Família é a moldura da nossa identidade. Respeite-se.

quinta-feira, 12 de junho de 2008

"Madness with method"

Hamlet, Acto 2, Cena 2.

terça-feira, 10 de junho de 2008

Corridas

Pelas notícias de hoje, fosse eu criatura de senso e teria passado a manhã a encher o depósito do carro e a dispensa. É certo que tudo está inflaccionado e que a vida não está fácil para a raça dos trabalhadores. Mas será correcto este movimento preverso de desinformação e consequente pânico consumista?

Serei certamente ingénua. Mas não me parece que o reabastecimento de Chocapic e de gasóleo me dê mais conforto ou autonomia, sobretudo não resolve questões económicas nacionais que devem ser pensadas.

Correm hoje, os portugueses, entre praias, bombas de gasolina e supermercados. Nem têm tempo para pensar se são felizes ou se podem remediar problemas nacionais ou supra-nacionais votando mais vezes e sobretudo votando mais esclarecidos. Porque os quadros directivos desta empresa em que nos albergamos são eleitos por nós. E corremos para todos os lados consoante o vento e as notícias frescas, sabendo, esclarecidos, que não é a raça que se celebra hoje, sacudindo as bandeiras nacionais por causa de um campeonato em que queremos ganhar mais que competir, ficcionamos participações e liberdades, activismos e causas.
= = = = =
Responda, por favor, a estas perguntas com base no excerto:
(a) Que referência aparece logo abaixo da citação "Madness with method"?
(b) Em que data está publicado o texto com o título "Corridas"?
(c) Entre que lugares correm hoje os portugueses, segundo o excerto?
= = = = =
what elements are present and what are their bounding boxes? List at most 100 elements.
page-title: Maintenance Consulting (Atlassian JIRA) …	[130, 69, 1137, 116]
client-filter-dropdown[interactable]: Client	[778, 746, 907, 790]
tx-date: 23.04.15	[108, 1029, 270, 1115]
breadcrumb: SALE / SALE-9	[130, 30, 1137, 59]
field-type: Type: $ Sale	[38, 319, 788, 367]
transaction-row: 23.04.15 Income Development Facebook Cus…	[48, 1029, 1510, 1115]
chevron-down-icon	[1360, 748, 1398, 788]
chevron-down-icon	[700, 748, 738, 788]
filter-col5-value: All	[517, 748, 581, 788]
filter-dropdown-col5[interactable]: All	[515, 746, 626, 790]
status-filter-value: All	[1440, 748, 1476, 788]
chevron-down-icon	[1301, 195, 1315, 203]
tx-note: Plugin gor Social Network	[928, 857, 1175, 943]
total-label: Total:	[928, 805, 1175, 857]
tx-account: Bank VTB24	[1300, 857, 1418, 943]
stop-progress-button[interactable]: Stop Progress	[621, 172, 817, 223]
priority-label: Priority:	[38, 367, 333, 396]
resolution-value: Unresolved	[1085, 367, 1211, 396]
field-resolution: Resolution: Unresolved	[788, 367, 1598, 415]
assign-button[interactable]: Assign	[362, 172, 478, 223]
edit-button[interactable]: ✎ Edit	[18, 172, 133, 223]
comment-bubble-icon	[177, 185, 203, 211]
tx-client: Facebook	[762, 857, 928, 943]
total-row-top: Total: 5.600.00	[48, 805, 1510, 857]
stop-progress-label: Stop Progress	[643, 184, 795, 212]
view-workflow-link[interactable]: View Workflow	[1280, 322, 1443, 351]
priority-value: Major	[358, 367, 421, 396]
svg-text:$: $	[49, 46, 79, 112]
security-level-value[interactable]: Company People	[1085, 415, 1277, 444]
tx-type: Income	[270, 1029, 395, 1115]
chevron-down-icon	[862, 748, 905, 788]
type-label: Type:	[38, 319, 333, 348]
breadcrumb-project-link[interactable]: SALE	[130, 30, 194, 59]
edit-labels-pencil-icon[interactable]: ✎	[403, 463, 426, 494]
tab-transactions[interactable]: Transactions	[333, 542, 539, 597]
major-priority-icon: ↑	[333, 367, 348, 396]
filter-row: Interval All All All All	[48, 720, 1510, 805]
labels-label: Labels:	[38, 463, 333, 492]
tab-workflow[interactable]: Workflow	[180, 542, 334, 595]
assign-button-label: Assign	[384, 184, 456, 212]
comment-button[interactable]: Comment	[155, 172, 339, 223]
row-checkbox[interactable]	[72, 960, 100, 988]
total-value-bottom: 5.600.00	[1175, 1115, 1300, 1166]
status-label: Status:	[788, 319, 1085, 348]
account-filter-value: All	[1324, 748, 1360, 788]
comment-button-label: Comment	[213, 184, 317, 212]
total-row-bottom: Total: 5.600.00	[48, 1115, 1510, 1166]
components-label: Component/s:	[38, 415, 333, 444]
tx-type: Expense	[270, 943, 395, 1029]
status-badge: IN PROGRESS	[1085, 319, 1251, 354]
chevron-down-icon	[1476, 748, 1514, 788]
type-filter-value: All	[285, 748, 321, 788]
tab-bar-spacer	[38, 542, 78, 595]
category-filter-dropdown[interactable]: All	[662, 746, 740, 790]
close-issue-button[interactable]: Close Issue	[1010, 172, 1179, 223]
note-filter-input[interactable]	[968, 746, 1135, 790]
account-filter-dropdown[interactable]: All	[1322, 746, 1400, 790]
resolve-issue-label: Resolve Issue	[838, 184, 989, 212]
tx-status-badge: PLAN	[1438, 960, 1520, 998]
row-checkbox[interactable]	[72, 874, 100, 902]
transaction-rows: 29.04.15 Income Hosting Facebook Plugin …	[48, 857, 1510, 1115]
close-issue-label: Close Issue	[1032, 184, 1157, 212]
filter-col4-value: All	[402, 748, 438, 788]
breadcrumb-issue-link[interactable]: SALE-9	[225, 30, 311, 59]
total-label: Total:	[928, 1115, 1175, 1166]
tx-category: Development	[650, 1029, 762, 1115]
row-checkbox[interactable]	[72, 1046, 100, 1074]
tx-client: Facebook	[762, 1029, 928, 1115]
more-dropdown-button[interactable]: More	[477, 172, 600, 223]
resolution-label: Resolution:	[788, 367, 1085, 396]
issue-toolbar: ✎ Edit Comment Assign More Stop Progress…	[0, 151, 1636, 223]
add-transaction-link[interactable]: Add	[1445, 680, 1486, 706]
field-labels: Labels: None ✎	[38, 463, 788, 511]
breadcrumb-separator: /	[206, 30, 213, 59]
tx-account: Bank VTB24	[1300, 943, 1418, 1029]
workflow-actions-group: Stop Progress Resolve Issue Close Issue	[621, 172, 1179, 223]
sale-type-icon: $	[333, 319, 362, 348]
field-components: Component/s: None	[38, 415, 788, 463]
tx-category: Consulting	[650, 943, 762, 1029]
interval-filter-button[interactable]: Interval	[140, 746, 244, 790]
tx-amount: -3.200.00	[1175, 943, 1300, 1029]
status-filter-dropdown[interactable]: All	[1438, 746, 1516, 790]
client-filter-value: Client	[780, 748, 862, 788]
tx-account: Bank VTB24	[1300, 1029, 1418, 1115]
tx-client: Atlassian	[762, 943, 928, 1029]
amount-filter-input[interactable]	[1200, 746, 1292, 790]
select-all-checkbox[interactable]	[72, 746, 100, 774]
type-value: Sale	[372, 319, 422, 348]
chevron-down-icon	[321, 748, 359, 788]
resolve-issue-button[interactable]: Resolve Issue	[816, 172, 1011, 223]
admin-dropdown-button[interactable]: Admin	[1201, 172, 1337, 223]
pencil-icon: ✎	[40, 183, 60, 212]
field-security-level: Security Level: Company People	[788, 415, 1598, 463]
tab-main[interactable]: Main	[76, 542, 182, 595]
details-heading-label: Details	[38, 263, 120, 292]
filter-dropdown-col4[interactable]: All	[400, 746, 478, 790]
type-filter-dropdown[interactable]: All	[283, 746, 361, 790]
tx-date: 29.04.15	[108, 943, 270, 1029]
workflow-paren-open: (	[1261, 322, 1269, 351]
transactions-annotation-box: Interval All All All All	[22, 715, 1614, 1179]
= = = = =
PROBLEMA RESOLVIDO
(a) Hamlet, Acto 2, Cena 2.
(b) Terça-feira, 10 de junho de 2008.
(c) Entre praias, bombas de gasolina e supermercados.